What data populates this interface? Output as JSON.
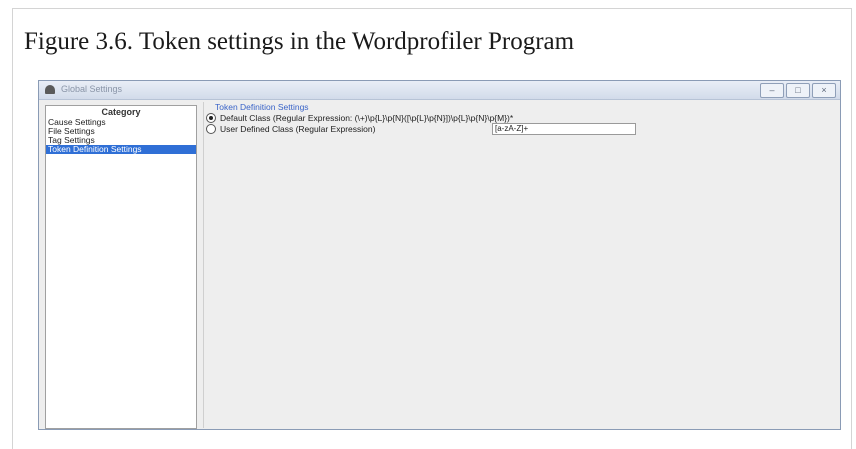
{
  "caption": "Figure 3.6. Token settings in the Wordprofiler Program",
  "window": {
    "title": "Global Settings",
    "buttons": {
      "minimize": "–",
      "maximize": "□",
      "close": "×"
    }
  },
  "category": {
    "header": "Category",
    "items": [
      {
        "label": "Cause Settings",
        "selected": false
      },
      {
        "label": "File Settings",
        "selected": false
      },
      {
        "label": "Tag Settings",
        "selected": false
      },
      {
        "label": "Token Definition Settings",
        "selected": true
      }
    ]
  },
  "token_settings": {
    "group_title": "Token Definition Settings",
    "default_option": {
      "label": "Default Class (Regular Expression: (\\+)\\p{L}\\p{N}([\\p{L}\\p{N}])\\p{L}\\p{N}\\p{M})*",
      "checked": true
    },
    "user_option": {
      "label": "User Defined Class (Regular Expression)",
      "checked": false
    },
    "user_regex_value": "[a-zA-Z]+"
  }
}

### Exercise description:
Write out the entries again, exactly as given, skipping any images.

### Completed task:
What data populates this interface? Output as JSON.
{
  "caption": "Figure 3.6. Token settings in the Wordprofiler Program",
  "window": {
    "title": "Global Settings",
    "buttons": {
      "minimize": "–",
      "maximize": "□",
      "close": "×"
    }
  },
  "category": {
    "header": "Category",
    "items": [
      {
        "label": "Cause Settings",
        "selected": false
      },
      {
        "label": "File Settings",
        "selected": false
      },
      {
        "label": "Tag Settings",
        "selected": false
      },
      {
        "label": "Token Definition Settings",
        "selected": true
      }
    ]
  },
  "token_settings": {
    "group_title": "Token Definition Settings",
    "default_option": {
      "label": "Default Class (Regular Expression: (\\+)\\p{L}\\p{N}([\\p{L}\\p{N}])\\p{L}\\p{N}\\p{M})*",
      "checked": true
    },
    "user_option": {
      "label": "User Defined Class (Regular Expression)",
      "checked": false
    },
    "user_regex_value": "[a-zA-Z]+"
  }
}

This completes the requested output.